* [Work to be completed]: Across all the lines below, how many contain the string "JSON"? Please reply with the number only.

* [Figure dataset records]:
====================

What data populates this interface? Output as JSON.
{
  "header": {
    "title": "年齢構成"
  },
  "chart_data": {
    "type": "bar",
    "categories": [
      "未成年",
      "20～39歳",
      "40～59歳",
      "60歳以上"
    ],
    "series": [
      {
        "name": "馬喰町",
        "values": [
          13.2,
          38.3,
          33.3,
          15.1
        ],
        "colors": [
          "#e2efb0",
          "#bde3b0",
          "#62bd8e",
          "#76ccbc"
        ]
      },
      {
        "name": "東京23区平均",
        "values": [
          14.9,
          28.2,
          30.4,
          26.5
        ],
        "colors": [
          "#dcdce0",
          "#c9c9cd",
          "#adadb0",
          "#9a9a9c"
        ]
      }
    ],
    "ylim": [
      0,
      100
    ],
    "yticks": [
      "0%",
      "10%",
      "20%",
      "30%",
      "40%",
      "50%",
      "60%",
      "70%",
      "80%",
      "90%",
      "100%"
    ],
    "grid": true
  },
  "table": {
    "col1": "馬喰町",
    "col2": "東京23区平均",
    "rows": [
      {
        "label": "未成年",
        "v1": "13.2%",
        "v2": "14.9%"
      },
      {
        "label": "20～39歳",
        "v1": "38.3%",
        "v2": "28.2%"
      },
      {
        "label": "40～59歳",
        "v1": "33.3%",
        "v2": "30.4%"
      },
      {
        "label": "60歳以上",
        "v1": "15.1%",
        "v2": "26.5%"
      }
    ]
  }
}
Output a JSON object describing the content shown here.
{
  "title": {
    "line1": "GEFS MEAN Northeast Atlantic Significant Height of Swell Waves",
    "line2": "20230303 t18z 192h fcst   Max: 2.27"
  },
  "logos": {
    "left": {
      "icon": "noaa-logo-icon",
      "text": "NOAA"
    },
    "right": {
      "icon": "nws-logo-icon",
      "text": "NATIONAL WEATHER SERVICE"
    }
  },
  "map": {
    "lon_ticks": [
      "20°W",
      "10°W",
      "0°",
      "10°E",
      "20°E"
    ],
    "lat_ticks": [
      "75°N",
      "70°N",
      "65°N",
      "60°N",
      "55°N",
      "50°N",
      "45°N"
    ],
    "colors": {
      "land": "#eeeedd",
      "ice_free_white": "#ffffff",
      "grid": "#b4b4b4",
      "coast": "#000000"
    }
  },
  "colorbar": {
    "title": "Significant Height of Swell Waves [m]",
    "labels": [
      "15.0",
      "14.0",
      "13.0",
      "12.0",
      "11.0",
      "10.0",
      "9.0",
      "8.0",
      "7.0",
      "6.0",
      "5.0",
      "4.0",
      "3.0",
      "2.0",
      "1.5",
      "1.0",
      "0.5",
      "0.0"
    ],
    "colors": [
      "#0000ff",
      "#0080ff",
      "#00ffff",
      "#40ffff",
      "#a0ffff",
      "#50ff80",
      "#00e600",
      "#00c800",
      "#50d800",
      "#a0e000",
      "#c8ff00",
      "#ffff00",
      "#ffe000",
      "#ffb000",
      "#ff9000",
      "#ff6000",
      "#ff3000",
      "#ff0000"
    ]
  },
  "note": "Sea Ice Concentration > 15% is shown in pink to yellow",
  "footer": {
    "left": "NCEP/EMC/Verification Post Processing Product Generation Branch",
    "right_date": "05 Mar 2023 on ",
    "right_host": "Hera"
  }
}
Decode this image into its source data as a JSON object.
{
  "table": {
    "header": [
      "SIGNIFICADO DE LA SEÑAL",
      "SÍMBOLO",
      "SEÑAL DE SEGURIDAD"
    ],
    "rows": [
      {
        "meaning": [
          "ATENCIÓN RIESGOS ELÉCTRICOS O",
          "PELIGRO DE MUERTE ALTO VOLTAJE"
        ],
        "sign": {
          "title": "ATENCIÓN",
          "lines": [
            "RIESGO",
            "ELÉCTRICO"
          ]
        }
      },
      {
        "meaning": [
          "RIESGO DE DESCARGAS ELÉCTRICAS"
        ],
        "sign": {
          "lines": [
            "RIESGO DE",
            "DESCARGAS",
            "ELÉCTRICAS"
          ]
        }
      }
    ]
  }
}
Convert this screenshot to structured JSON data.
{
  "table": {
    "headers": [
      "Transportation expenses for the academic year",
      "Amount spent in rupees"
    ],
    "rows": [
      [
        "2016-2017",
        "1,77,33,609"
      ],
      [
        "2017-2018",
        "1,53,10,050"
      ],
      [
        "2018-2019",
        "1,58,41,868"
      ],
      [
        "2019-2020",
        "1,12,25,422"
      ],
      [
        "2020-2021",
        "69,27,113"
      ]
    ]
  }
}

====================

* [Exercise result]: 4